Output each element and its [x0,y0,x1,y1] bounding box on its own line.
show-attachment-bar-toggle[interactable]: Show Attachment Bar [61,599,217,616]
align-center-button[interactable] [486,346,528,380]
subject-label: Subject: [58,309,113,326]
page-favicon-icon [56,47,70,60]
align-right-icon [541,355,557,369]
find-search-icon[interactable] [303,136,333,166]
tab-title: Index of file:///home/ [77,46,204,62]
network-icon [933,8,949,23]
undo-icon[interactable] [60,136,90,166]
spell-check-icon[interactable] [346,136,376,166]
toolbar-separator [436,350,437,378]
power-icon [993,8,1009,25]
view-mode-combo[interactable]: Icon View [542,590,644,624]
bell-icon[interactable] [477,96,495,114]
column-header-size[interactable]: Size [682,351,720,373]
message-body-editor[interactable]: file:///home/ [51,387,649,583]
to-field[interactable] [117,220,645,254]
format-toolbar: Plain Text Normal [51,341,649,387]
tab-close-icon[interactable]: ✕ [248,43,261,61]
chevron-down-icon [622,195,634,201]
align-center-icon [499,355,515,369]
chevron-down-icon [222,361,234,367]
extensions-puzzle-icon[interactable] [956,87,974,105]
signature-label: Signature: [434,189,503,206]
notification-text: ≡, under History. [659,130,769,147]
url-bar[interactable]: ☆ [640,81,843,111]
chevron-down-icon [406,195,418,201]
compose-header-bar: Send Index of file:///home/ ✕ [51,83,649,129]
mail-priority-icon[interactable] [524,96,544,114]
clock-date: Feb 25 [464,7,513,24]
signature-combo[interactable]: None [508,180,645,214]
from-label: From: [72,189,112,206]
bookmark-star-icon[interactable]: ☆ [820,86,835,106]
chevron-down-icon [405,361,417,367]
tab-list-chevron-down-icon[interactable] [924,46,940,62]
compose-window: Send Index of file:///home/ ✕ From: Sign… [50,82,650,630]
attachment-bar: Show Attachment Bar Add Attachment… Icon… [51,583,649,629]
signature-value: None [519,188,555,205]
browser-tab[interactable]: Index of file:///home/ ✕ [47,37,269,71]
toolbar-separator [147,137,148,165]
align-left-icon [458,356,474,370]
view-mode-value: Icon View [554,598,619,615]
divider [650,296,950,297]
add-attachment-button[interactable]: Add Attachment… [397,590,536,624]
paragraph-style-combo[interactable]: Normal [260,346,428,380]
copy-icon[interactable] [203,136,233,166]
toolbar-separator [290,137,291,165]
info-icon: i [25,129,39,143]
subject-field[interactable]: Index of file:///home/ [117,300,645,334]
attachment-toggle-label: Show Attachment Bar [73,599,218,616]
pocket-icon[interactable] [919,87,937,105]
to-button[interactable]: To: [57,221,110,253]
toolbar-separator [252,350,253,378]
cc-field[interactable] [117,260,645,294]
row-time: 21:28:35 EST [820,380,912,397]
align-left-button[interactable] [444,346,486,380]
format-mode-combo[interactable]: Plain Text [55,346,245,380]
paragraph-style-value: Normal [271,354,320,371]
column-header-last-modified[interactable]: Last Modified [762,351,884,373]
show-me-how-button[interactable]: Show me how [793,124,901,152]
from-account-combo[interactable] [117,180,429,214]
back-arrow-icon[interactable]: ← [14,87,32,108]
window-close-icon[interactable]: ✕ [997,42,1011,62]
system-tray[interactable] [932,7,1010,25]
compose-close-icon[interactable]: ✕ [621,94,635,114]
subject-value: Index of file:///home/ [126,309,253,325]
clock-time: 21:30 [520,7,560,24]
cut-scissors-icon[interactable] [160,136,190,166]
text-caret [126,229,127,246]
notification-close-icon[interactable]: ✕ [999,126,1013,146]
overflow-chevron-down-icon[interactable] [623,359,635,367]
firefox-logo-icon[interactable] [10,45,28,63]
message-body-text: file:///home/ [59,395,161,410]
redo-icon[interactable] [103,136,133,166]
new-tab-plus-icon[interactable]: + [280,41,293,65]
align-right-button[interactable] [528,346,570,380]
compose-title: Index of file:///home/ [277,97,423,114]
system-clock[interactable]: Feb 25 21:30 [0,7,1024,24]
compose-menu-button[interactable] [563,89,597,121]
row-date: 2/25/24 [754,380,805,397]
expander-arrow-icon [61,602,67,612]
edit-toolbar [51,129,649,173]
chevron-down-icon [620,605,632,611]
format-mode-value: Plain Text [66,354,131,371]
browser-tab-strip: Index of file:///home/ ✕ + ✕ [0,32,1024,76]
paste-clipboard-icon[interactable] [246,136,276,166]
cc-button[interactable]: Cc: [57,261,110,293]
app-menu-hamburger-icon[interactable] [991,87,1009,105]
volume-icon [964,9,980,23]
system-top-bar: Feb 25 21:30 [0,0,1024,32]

• [Instructions for the task]
Write out the listing above exactly as it appears, from its first line through the line that contains "find-search-icon[interactable] [303,136,333,166]", including both of those lines.

• [Exercise output]
Output each element and its [x0,y0,x1,y1] bounding box on its own line.
show-attachment-bar-toggle[interactable]: Show Attachment Bar [61,599,217,616]
align-center-button[interactable] [486,346,528,380]
subject-label: Subject: [58,309,113,326]
page-favicon-icon [56,47,70,60]
align-right-icon [541,355,557,369]
find-search-icon[interactable] [303,136,333,166]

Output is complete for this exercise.